- **Jobs**
[1] List every web address that appears in the forum thread on matching LC call numbers with a regular expression.
[2] In the forum thread on matching LC call numbers with a regular expression, recast the paragraph beginning "The pseudo or shelf numbers I've seen most often" as a short bulleted list that keeps its main facts.
───── Text block
Re: [CODE4LIB] regexp for LCC?

2011-04-01 Thread Kelley McGrath
At one point, much to my surprise, someone told me that 050 is defined for
numbers assigned by LC not for LCC numbers per se. It doesn't really sound
like that from the current definition
(http://www.loc.gov/marc/bibliographic/bd050.html), but if you look on the
ITS page (http://www.itsmarc.com/crs/edit7592.htm), which I think is not
up-to-date, you'll see a discussion of Pseudo call numbers and other forms
of LC call numbers

As someone pointed out, only a very few classes start with three letters
(off the top of my head; a couple in D and a number in K; see
http://library.duke.edu/services/instruction/libraryguide/lcclass.html, but
there are more in K than are listed here).

The pseudo or shelf numbers I've seen most often in 050 are MLC and SD
(which unfortunately is the same as the class for forestry). Look for SD on
musical recording records (it used to really mess up the attempts of the
catalog where I used to work to facet music CDs on LC class; there were a
few other common ones, but I've forgotten).

Depending what you're doing, you might try to prefer a call number in 090 if
there is one. These are more likely to reflect local preference.

Looking up 090 (http://www.oclc.org/bibformats/en/0xx/090.shtm) produced
some other examples of non-LCC 050's: PAR, Newspaper, UNC, or NOT IN LC.

Good luck!

Kelley

***
Except now I wonder if those annoying MLCS call numbers might actually be
properly MATCHED by this regex, when I need em excluded. They are annoying
_similar_ to a classified call number. Well, one way to find out.

And the reason this matters is to try and use an LCC to map to a
'discipline' or other broad category, either directly from the LCC schedule
labels, or using a mapping like umich's:
http://www.lib.umich.edu/browse/categories/

But if it's not really an LCC at all, and you try to map it, you'll get bad
postings.

On 3/31/2011 1:03 PM, Jonathan Rochkind wrote:

 Thanks, that looks good!

 It's hosted on Google Code, but I don't think that code is anything 
 Google uses, it looks like it's from our very own Bill Dueber.
──────────
───── Supplied material
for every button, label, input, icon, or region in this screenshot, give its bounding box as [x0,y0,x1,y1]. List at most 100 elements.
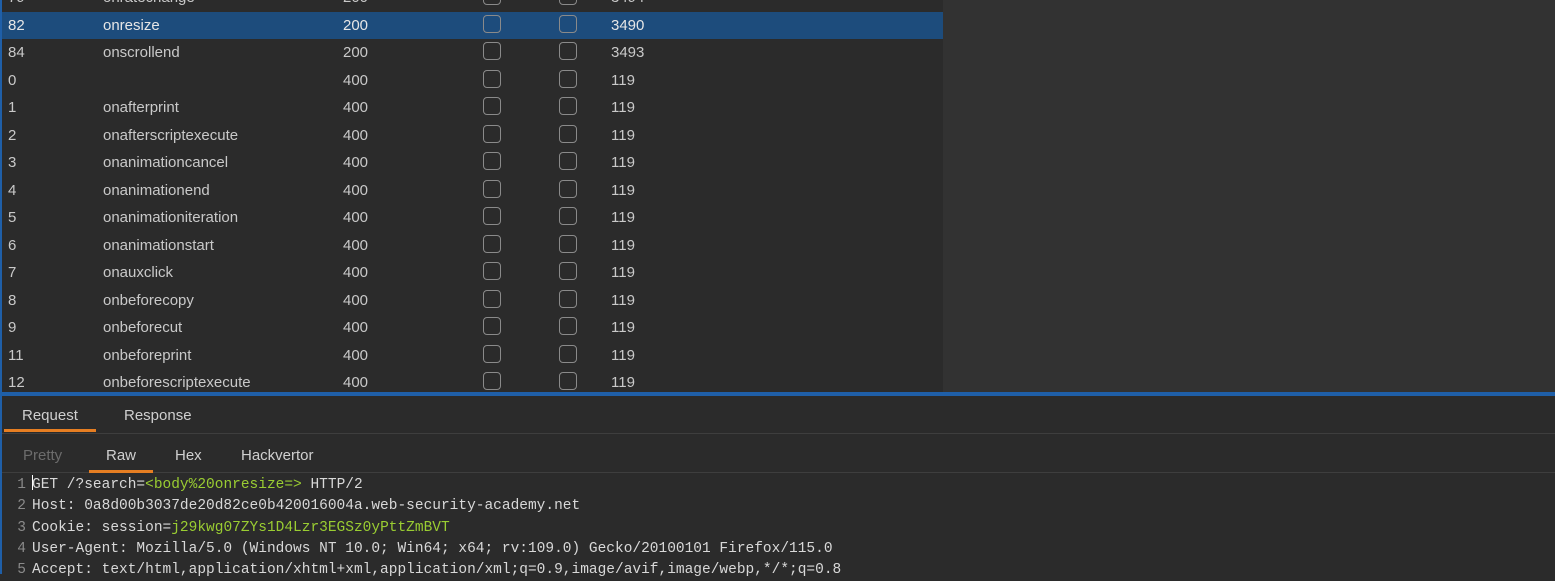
──────────
- **Task-by-task results**
[1]
- http://www.loc.gov/marc/bibliographic/bd050.html
- http://www.itsmarc.com/crs/edit7592.htm
- http://library.duke.edu/services/instruction/libraryguide/lcclass.html
- http://www.oclc.org/bibformats/en/0xx/090.shtm
- http://www.lib.umich.edu/browse/categories/

[2]
- The pseudo or shelf numbers seen most often in 050 are MLC and SD.
- SD is also the class for forestry.
- SD appears on musical recording records.
- At the writer's former workplace, SD disrupted the catalog's attempts to facet music CDs on LC class.
- There were a few other common ones that the writer no longer remembers.